■ **Brief**
Copy all of the records below verbatim.

■ **Data**
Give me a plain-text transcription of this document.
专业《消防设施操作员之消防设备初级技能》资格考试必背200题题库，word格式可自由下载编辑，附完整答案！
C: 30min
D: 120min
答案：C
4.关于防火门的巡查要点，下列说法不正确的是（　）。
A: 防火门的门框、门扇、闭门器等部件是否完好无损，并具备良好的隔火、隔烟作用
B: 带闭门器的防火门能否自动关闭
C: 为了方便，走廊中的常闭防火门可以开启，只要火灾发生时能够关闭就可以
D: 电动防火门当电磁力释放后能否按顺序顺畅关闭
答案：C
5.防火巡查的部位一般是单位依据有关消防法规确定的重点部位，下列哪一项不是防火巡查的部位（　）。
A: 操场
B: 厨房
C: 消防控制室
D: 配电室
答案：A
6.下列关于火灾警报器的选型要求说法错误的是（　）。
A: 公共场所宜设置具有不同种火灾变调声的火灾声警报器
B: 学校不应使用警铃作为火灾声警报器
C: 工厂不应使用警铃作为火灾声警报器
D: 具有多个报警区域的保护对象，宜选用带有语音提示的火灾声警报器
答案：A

■ **Written response**
Give me a plain-text transcription of this document.
专业《消防设施操作员之消防设备初级技能》资格考试必背200题题库，word格式可自由下载编辑，附完整答案！
C: 30min
D: 120min
答案：C
4.关于防火门的巡查要点，下列说法不正确的是（　）。
A: 防火门的门框、门扇、闭门器等部件是否完好无损，并具备良好的隔火、隔烟作用
B: 带闭门器的防火门能否自动关闭
C: 为了方便，走廊中的常闭防火门可以开启，只要火灾发生时能够关闭就可以
D: 电动防火门当电磁力释放后能否按顺序顺畅关闭
答案：C
5.防火巡查的部位一般是单位依据有关消防法规确定的重点部位，下列哪一项不是防火巡查的部位（　）。
A: 操场
B: 厨房
C: 消防控制室
D: 配电室
答案：A
6.下列关于火灾警报器的选型要求说法错误的是（　）。
A: 公共场所宜设置具有不同种火灾变调声的火灾声警报器
B: 学校不应使用警铃作为火灾声警报器
C: 工厂不应使用警铃作为火灾声警报器
D: 具有多个报警区域的保护对象，宜选用带有语音提示的火灾声警报器
答案：A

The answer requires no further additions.